▶ [The request]
Pick out each line in the rows below that includes the word "Operating", and copy those lines.

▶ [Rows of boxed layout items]
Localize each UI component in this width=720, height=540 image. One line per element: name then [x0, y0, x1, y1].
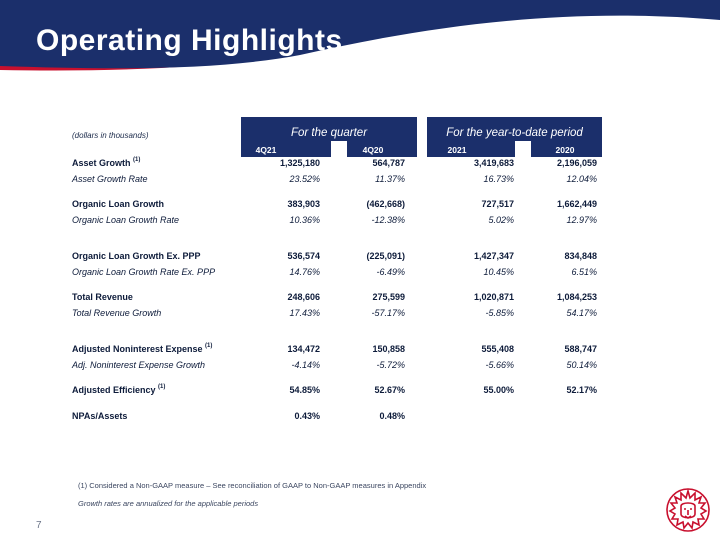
footnote-marker: (1)	[205, 343, 213, 349]
table-cell: 11.37%	[375, 174, 405, 184]
row-label: Adj. Noninterest Expense Growth	[72, 360, 205, 370]
table-cell: 12.04%	[566, 174, 597, 184]
row-label: Asset Growth Rate	[72, 174, 148, 184]
row-label: NPAs/Assets	[72, 411, 127, 421]
row-label-text: NPAs/Assets	[72, 411, 128, 421]
col-head-2020: 2020	[555, 145, 575, 155]
table-cell: 555,408	[481, 344, 514, 354]
units-note: (dollars in thousands)	[72, 131, 149, 140]
table-cell: -5.85%	[485, 308, 514, 318]
table-cell: 588,747	[564, 344, 597, 354]
table-cell: 2,196,059	[556, 158, 597, 168]
row-label: Organic Loan Growth	[72, 199, 164, 209]
table-cell: 727,517	[481, 199, 514, 209]
row-label: Total Revenue	[72, 292, 133, 302]
row-label: Adjusted Noninterest Expense (1)	[72, 343, 213, 354]
row-label-text: Asset Growth Rate	[72, 174, 148, 184]
table-cell: 1,020,871	[473, 292, 514, 302]
quarter-group-label: For the quarter	[290, 127, 368, 139]
header-band: Operating Highlights	[0, 0, 720, 72]
table-cell: 275,599	[372, 292, 405, 302]
table-cell: 3,419,683	[473, 158, 514, 168]
page-number: 7	[36, 520, 42, 531]
table-cell: 52.67%	[374, 385, 405, 395]
table-cell: 1,084,253	[556, 292, 597, 302]
table-cell: -57.17%	[371, 308, 405, 318]
row-label: Adjusted Efficiency (1)	[72, 384, 166, 395]
table-cell: 10.45%	[483, 267, 514, 277]
table-cell: -4.14%	[291, 360, 320, 370]
table-cell: 383,903	[287, 199, 320, 209]
table-cell: 1,325,180	[279, 158, 320, 168]
table-cell: 1,662,449	[556, 199, 597, 209]
row-label-text: Organic Loan Growth Ex. PPP	[72, 251, 201, 261]
footnote-marker: (1)	[158, 384, 166, 390]
table-cell: 1,427,347	[473, 251, 514, 261]
footnote-1: (1) Considered a Non-GAAP measure – See …	[78, 481, 427, 490]
row-label: Total Revenue Growth	[72, 308, 161, 318]
col-head-2021: 2021	[447, 145, 467, 155]
table-cell: 134,472	[287, 344, 320, 354]
table-cell: (225,091)	[366, 251, 405, 261]
ytd-gap	[515, 141, 531, 157]
table-cell: -6.49%	[376, 267, 405, 277]
table-cell: 0.48%	[379, 411, 405, 421]
ytd-header-block	[427, 117, 602, 157]
table-cell: 55.00%	[483, 385, 514, 395]
table-cell: 564,787	[372, 158, 405, 168]
table-cell: 248,606	[287, 292, 320, 302]
table-cell: 52.17%	[566, 385, 597, 395]
lion-head-logo-icon	[666, 488, 710, 532]
table-cell: -5.72%	[376, 360, 405, 370]
footnote-marker: (1)	[133, 157, 141, 163]
quarter-gap	[331, 141, 347, 157]
row-label-text: Total Revenue Growth	[72, 308, 162, 318]
col-head-4q20: 4Q20	[362, 145, 384, 155]
header-background	[0, 0, 720, 71]
table-cell: -12.38%	[371, 215, 405, 225]
table-cell: 17.43%	[289, 308, 320, 318]
row-label-text: Organic Loan Growth	[72, 199, 165, 209]
table-cell: 23.52%	[289, 174, 320, 184]
row-label-text: Adjusted Efficiency	[72, 385, 156, 395]
row-label-text: Asset Growth	[72, 158, 131, 168]
table-cell: 14.76%	[289, 267, 320, 277]
col-head-4q21: 4Q21	[255, 145, 277, 155]
table-cell: 834,848	[564, 251, 597, 261]
row-label-text: Organic Loan Growth Rate	[72, 215, 180, 225]
table-cell: 50.14%	[566, 360, 597, 370]
row-label-text: Total Revenue	[72, 292, 133, 302]
table-cell: 150,858	[372, 344, 405, 354]
table-cell: 16.73%	[483, 174, 514, 184]
table-cell: 6.51%	[571, 267, 597, 277]
ytd-group-label: For the year-to-date period	[446, 127, 583, 139]
footnote-2: Growth rates are annualized for the appl…	[78, 499, 259, 508]
row-label-text: Adjusted Noninterest Expense	[72, 344, 203, 354]
table-cell: (462,668)	[366, 199, 405, 209]
row-label-text: Adj. Noninterest Expense Growth	[72, 360, 206, 370]
row-label: Organic Loan Growth Ex. PPP	[72, 251, 201, 261]
table-cell: 0.43%	[294, 411, 320, 421]
table-cell: 12.97%	[566, 215, 597, 225]
table-cell: 536,574	[287, 251, 320, 261]
quarter-header-block	[241, 117, 417, 157]
table-cell: 10.36%	[289, 215, 320, 225]
table-cell: 54.17%	[566, 308, 597, 318]
row-label: Asset Growth (1)	[72, 157, 141, 168]
row-label-text: Organic Loan Growth Rate Ex. PPP	[72, 267, 216, 277]
row-label: Organic Loan Growth Rate	[72, 215, 179, 225]
row-label: Organic Loan Growth Rate Ex. PPP	[72, 267, 215, 277]
page-title: Operating Highlights	[36, 24, 343, 57]
table-cell: 54.85%	[289, 385, 320, 395]
table-cell: 5.02%	[488, 215, 514, 225]
table-cell: -5.66%	[485, 360, 514, 370]
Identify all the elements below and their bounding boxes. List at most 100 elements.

▶ [Result]
header-band: Operating Highlights	[0, 0, 720, 72]
page-title: Operating Highlights	[36, 24, 343, 57]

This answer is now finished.